[Data excerpts]
---*---

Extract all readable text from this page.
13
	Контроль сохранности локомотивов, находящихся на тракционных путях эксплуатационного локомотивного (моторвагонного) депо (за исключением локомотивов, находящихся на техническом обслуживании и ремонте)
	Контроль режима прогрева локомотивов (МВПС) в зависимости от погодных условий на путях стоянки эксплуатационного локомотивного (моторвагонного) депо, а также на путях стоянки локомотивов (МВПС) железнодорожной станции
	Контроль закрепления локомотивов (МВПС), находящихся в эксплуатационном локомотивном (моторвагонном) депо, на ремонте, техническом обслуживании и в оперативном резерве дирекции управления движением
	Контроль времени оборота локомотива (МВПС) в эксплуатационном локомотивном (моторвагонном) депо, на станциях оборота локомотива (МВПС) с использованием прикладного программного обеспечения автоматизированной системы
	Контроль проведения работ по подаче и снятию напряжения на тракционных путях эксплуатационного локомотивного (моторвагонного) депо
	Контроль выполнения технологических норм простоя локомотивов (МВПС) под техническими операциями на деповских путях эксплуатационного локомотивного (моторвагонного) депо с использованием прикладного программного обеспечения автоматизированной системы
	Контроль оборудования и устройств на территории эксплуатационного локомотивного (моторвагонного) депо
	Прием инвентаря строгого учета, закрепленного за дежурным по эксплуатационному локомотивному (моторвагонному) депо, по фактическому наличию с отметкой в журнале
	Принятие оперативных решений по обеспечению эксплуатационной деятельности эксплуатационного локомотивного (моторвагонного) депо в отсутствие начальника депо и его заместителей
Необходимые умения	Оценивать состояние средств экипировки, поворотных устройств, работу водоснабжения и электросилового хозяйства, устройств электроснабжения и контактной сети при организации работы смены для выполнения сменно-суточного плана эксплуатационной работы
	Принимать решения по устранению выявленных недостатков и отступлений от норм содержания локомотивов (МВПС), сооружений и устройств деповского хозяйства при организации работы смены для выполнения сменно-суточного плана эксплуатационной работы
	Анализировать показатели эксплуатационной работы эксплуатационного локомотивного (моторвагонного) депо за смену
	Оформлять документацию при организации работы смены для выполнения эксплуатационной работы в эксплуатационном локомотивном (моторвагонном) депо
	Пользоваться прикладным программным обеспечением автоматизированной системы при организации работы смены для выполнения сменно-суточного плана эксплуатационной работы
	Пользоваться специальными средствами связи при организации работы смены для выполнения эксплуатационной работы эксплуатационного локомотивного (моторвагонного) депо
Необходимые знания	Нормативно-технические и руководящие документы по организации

---*---

Set down the entries verbatim, leaving none out.

* **Completed exercise**:
Extract all readable text from this page.
13
	Контроль сохранности локомотивов, находящихся на тракционных путях эксплуатационного локомотивного (моторвагонного) депо (за исключением локомотивов, находящихся на техническом обслуживании и ремонте)
	Контроль режима прогрева локомотивов (МВПС) в зависимости от погодных условий на путях стоянки эксплуатационного локомотивного (моторвагонного) депо, а также на путях стоянки локомотивов (МВПС) железнодорожной станции
	Контроль закрепления локомотивов (МВПС), находящихся в эксплуатационном локомотивном (моторвагонном) депо, на ремонте, техническом обслуживании и в оперативном резерве дирекции управления движением
	Контроль времени оборота локомотива (МВПС) в эксплуатационном локомотивном (моторвагонном) депо, на станциях оборота локомотива (МВПС) с использованием прикладного программного обеспечения автоматизированной системы
	Контроль проведения работ по подаче и снятию напряжения на тракционных путях эксплуатационного локомотивного (моторвагонного) депо
	Контроль выполнения технологических норм простоя локомотивов (МВПС) под техническими операциями на деповских путях эксплуатационного локомотивного (моторвагонного) депо с использованием прикладного программного обеспечения автоматизированной системы
	Контроль оборудования и устройств на территории эксплуатационного локомотивного (моторвагонного) депо
	Прием инвентаря строгого учета, закрепленного за дежурным по эксплуатационному локомотивному (моторвагонному) депо, по фактическому наличию с отметкой в журнале
	Принятие оперативных решений по обеспечению эксплуатационной деятельности эксплуатационного локомотивного (моторвагонного) депо в отсутствие начальника депо и его заместителей
Необходимые умения	Оценивать состояние средств экипировки, поворотных устройств, работу водоснабжения и электросилового хозяйства, устройств электроснабжения и контактной сети при организации работы смены для выполнения сменно-суточного плана эксплуатационной работы
	Принимать решения по устранению выявленных недостатков и отступлений от норм содержания локомотивов (МВПС), сооружений и устройств деповского хозяйства при организации работы смены для выполнения сменно-суточного плана эксплуатационной работы
	Анализировать показатели эксплуатационной работы эксплуатационного локомотивного (моторвагонного) депо за смену
	Оформлять документацию при организации работы смены для выполнения эксплуатационной работы в эксплуатационном локомотивном (моторвагонном) депо
	Пользоваться прикладным программным обеспечением автоматизированной системы при организации работы смены для выполнения сменно-суточного плана эксплуатационной работы
	Пользоваться специальными средствами связи при организации работы смены для выполнения эксплуатационной работы эксплуатационного локомотивного (моторвагонного) депо
Необходимые знания	Нормативно-технические и руководящие документы по организации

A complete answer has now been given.